*Work to do*: Copy out the data below, changing each "health-value" to "hp-value" and keeping everything else the same.

*Extracted records*:
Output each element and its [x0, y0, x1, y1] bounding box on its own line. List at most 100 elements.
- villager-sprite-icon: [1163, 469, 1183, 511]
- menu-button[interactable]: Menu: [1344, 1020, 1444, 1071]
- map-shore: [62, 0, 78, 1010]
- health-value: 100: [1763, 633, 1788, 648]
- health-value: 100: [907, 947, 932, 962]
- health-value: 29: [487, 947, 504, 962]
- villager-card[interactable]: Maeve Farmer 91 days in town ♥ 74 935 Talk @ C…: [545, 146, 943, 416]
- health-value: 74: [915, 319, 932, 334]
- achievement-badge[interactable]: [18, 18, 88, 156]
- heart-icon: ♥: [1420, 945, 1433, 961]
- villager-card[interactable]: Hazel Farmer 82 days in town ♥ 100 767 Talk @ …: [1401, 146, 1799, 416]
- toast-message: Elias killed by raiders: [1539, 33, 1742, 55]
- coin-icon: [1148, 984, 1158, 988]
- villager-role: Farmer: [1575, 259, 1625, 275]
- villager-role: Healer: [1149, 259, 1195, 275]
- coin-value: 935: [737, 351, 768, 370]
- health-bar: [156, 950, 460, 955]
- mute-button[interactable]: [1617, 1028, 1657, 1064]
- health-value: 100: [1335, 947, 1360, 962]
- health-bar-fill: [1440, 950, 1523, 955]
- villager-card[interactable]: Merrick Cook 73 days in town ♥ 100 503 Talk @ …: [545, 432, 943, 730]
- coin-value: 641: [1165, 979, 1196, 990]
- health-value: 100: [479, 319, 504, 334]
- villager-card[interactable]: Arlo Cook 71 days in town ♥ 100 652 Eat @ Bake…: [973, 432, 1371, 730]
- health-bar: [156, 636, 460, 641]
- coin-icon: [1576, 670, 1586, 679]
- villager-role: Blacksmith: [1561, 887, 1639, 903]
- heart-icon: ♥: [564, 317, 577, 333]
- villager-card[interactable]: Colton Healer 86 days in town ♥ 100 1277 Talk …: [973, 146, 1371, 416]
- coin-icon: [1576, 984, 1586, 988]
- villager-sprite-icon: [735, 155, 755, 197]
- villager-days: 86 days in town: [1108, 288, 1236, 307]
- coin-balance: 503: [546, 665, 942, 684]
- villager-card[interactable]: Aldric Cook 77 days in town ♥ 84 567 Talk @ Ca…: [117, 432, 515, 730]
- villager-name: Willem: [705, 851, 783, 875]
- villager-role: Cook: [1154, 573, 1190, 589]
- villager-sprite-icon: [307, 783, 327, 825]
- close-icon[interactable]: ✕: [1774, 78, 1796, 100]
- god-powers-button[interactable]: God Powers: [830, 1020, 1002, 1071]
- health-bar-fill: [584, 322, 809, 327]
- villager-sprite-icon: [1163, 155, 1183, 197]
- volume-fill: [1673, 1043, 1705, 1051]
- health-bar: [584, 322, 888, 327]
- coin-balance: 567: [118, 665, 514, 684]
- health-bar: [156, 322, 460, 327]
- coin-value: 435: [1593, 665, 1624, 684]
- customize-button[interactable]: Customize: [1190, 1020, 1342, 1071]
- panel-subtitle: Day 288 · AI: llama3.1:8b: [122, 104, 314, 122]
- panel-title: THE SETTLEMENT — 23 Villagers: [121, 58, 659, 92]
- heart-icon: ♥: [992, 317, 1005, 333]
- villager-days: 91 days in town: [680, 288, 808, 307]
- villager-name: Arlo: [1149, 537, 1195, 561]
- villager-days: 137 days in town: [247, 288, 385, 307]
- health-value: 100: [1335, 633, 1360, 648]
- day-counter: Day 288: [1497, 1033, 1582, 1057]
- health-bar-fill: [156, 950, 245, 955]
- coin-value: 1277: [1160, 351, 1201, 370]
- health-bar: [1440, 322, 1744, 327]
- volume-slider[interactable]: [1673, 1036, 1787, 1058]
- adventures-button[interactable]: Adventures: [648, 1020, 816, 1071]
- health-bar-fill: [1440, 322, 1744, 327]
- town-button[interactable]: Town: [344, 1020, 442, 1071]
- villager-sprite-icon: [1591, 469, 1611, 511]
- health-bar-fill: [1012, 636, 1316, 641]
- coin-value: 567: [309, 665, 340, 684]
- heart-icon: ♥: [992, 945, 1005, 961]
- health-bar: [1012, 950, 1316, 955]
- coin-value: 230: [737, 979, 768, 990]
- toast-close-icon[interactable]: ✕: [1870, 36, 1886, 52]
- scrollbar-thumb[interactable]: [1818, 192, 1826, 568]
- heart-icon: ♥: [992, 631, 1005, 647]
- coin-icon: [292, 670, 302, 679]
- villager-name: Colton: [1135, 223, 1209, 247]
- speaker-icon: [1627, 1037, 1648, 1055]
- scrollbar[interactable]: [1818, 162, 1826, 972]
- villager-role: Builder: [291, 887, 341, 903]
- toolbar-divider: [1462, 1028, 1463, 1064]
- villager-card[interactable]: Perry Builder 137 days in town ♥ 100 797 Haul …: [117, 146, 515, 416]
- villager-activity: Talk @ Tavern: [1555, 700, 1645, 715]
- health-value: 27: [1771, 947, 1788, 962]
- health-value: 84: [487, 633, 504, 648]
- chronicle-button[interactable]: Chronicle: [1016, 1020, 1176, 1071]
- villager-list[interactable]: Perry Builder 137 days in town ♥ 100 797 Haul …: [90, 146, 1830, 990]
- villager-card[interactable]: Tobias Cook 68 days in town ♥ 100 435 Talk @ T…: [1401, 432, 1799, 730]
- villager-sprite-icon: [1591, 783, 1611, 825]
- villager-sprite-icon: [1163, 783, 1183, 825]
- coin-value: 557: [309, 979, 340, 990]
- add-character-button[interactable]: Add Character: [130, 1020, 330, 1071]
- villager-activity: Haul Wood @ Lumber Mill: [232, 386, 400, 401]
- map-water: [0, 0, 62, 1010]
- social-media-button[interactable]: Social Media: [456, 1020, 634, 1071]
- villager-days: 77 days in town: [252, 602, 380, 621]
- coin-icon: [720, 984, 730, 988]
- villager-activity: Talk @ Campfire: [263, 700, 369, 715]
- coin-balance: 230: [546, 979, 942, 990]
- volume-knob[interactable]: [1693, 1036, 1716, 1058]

*Result for this exercise*:
Output each element and its [x0, y0, x1, y1] bounding box on its own line. List at most 100 elements.
- villager-sprite-icon: [1163, 469, 1183, 511]
- menu-button[interactable]: Menu: [1344, 1020, 1444, 1071]
- map-shore: [62, 0, 78, 1010]
- hp-value: 100: [1763, 633, 1788, 648]
- hp-value: 100: [907, 947, 932, 962]
- hp-value: 29: [487, 947, 504, 962]
- villager-card[interactable]: Maeve Farmer 91 days in town ♥ 74 935 Talk @ C…: [545, 146, 943, 416]
- hp-value: 74: [915, 319, 932, 334]
- achievement-badge[interactable]: [18, 18, 88, 156]
- heart-icon: ♥: [1420, 945, 1433, 961]
- villager-card[interactable]: Hazel Farmer 82 days in town ♥ 100 767 Talk @ …: [1401, 146, 1799, 416]
- toast-message: Elias killed by raiders: [1539, 33, 1742, 55]
- coin-icon: [1148, 984, 1158, 988]
- villager-role: Farmer: [1575, 259, 1625, 275]
- villager-role: Healer: [1149, 259, 1195, 275]
- coin-value: 935: [737, 351, 768, 370]
- health-bar: [156, 950, 460, 955]
- mute-button[interactable]: [1617, 1028, 1657, 1064]
- hp-value: 100: [1335, 947, 1360, 962]
- health-bar-fill: [1440, 950, 1523, 955]
- villager-card[interactable]: Merrick Cook 73 days in town ♥ 100 503 Talk @ …: [545, 432, 943, 730]
- coin-value: 641: [1165, 979, 1196, 990]
- hp-value: 100: [479, 319, 504, 334]
- villager-card[interactable]: Arlo Cook 71 days in town ♥ 100 652 Eat @ Bake…: [973, 432, 1371, 730]
- health-bar: [156, 636, 460, 641]
- coin-icon: [1576, 670, 1586, 679]
- villager-role: Blacksmith: [1561, 887, 1639, 903]
- heart-icon: ♥: [564, 317, 577, 333]
- villager-card[interactable]: Colton Healer 86 days in town ♥ 100 1277 Talk …: [973, 146, 1371, 416]
- coin-icon: [1576, 984, 1586, 988]
- villager-sprite-icon: [735, 155, 755, 197]
- villager-days: 86 days in town: [1108, 288, 1236, 307]
- coin-balance: 503: [546, 665, 942, 684]
- villager-card[interactable]: Aldric Cook 77 days in town ♥ 84 567 Talk @ Ca…: [117, 432, 515, 730]
- villager-name: Willem: [705, 851, 783, 875]
- villager-role: Cook: [1154, 573, 1190, 589]
- villager-sprite-icon: [307, 783, 327, 825]
- close-icon[interactable]: ✕: [1774, 78, 1796, 100]
- god-powers-button[interactable]: God Powers: [830, 1020, 1002, 1071]
- health-bar-fill: [584, 322, 809, 327]
- villager-sprite-icon: [1163, 155, 1183, 197]
- volume-fill: [1673, 1043, 1705, 1051]
- health-bar: [584, 322, 888, 327]
- coin-balance: 567: [118, 665, 514, 684]
- health-bar: [156, 322, 460, 327]
- coin-value: 435: [1593, 665, 1624, 684]
- customize-button[interactable]: Customize: [1190, 1020, 1342, 1071]
- panel-subtitle: Day 288 · AI: llama3.1:8b: [122, 104, 314, 122]
- panel-title: THE SETTLEMENT — 23 Villagers: [121, 58, 659, 92]
- heart-icon: ♥: [992, 317, 1005, 333]
- villager-days: 91 days in town: [680, 288, 808, 307]
- villager-name: Arlo: [1149, 537, 1195, 561]
- villager-days: 137 days in town: [247, 288, 385, 307]
- hp-value: 100: [1335, 633, 1360, 648]
- day-counter: Day 288: [1497, 1033, 1582, 1057]
- health-bar-fill: [156, 950, 245, 955]
- coin-value: 1277: [1160, 351, 1201, 370]
- health-bar: [1440, 322, 1744, 327]
- volume-slider[interactable]: [1673, 1036, 1787, 1058]
- adventures-button[interactable]: Adventures: [648, 1020, 816, 1071]
- health-bar-fill: [1440, 322, 1744, 327]
- town-button[interactable]: Town: [344, 1020, 442, 1071]
- villager-sprite-icon: [1591, 469, 1611, 511]
- health-bar-fill: [1012, 636, 1316, 641]
- coin-value: 567: [309, 665, 340, 684]
- heart-icon: ♥: [992, 945, 1005, 961]
- health-bar: [1012, 950, 1316, 955]
- coin-value: 230: [737, 979, 768, 990]
- toast-close-icon[interactable]: ✕: [1870, 36, 1886, 52]
- scrollbar-thumb[interactable]: [1818, 192, 1826, 568]
- heart-icon: ♥: [992, 631, 1005, 647]
- coin-icon: [292, 670, 302, 679]
- villager-name: Colton: [1135, 223, 1209, 247]
- speaker-icon: [1627, 1037, 1648, 1055]
- scrollbar[interactable]: [1818, 162, 1826, 972]
- villager-role: Builder: [291, 887, 341, 903]
- toolbar-divider: [1462, 1028, 1463, 1064]
- villager-card[interactable]: Perry Builder 137 days in town ♥ 100 797 Haul …: [117, 146, 515, 416]
- villager-activity: Talk @ Tavern: [1555, 700, 1645, 715]
- hp-value: 27: [1771, 947, 1788, 962]
- hp-value: 84: [487, 633, 504, 648]
- chronicle-button[interactable]: Chronicle: [1016, 1020, 1176, 1071]
- villager-list[interactable]: Perry Builder 137 days in town ♥ 100 797 Haul …: [90, 146, 1830, 990]
- villager-card[interactable]: Tobias Cook 68 days in town ♥ 100 435 Talk @ T…: [1401, 432, 1799, 730]
- villager-sprite-icon: [1591, 783, 1611, 825]
- villager-sprite-icon: [1163, 783, 1183, 825]
- coin-value: 557: [309, 979, 340, 990]
- add-character-button[interactable]: Add Character: [130, 1020, 330, 1071]
- villager-activity: Haul Wood @ Lumber Mill: [232, 386, 400, 401]
- map-water: [0, 0, 62, 1010]
- social-media-button[interactable]: Social Media: [456, 1020, 634, 1071]
- villager-days: 77 days in town: [252, 602, 380, 621]
- coin-icon: [720, 984, 730, 988]
- villager-activity: Talk @ Campfire: [263, 700, 369, 715]
- coin-balance: 230: [546, 979, 942, 990]
- volume-knob[interactable]: [1693, 1036, 1716, 1058]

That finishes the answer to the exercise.